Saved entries
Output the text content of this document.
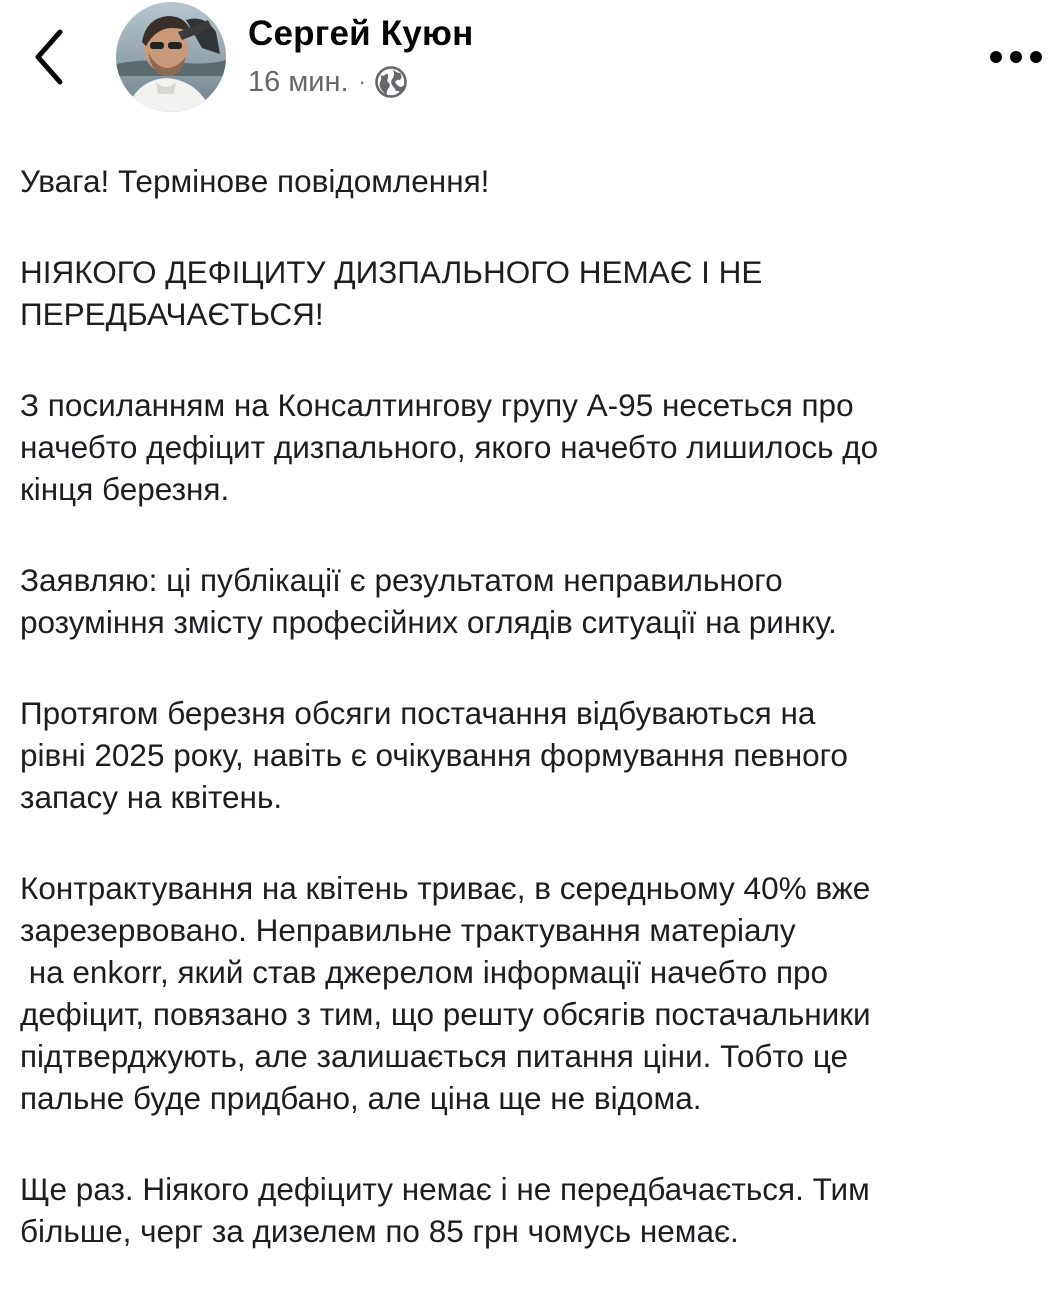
Сергей Куюн
16 мин. ·

Увага! Терміновe повідомлення!

НІЯКОГО ДЕФІЦИТУ ДИЗПАЛЬНОГО НЕМАЄ І НЕ
ПЕРЕДБАЧАЄТЬСЯ!

З посиланням на Консалтингову групу А-95 несеться про
начебто дефіцит дизпального, якого начебто лишилось до
кінця березня.

Заявляю: ці публікації є результатом неправильного
розуміння змісту професійних оглядів ситуації на ринку.

Протягом березня обсяги постачання відбуваються на
рівні 2025 року, навіть є очікування формування певного
запасу на квітень.

Контрактування на квітень триває, в середньому 40% вже
зарезервовано. Неправильне трактування матеріалу
на enkorr, який став джерелом інформації начебто про
дефіцит, повязано з тим, що решту обсягів постачальники
підтверджують, але залишається питання ціни. Тобто це
пальне буде придбано, але ціна ще не відома.

Ще раз. Ніякого дефіциту немає і не передбачається. Тим
більше, черг за дизелем по 85 грн чомусь немає.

Exercise brief: Copy the listing exactly. Any image in it stays out of the copy.

Output for this exercise:
Output the text content of this document.
Сергей Куюн
16 мин. ·

Увага! Терміновe повідомлення!

НІЯКОГО ДЕФІЦИТУ ДИЗПАЛЬНОГО НЕМАЄ І НЕ
ПЕРЕДБАЧАЄТЬСЯ!

З посиланням на Консалтингову групу А-95 несеться про
начебто дефіцит дизпального, якого начебто лишилось до
кінця березня.

Заявляю: ці публікації є результатом неправильного
розуміння змісту професійних оглядів ситуації на ринку.

Протягом березня обсяги постачання відбуваються на
рівні 2025 року, навіть є очікування формування певного
запасу на квітень.

Контрактування на квітень триває, в середньому 40% вже
зарезервовано. Неправильне трактування матеріалу
на enkorr, який став джерелом інформації начебто про
дефіцит, повязано з тим, що решту обсягів постачальники
підтверджують, але залишається питання ціни. Тобто це
пальне буде придбано, але ціна ще не відома.

Ще раз. Ніякого дефіциту немає і не передбачається. Тим
більше, черг за дизелем по 85 грн чомусь немає.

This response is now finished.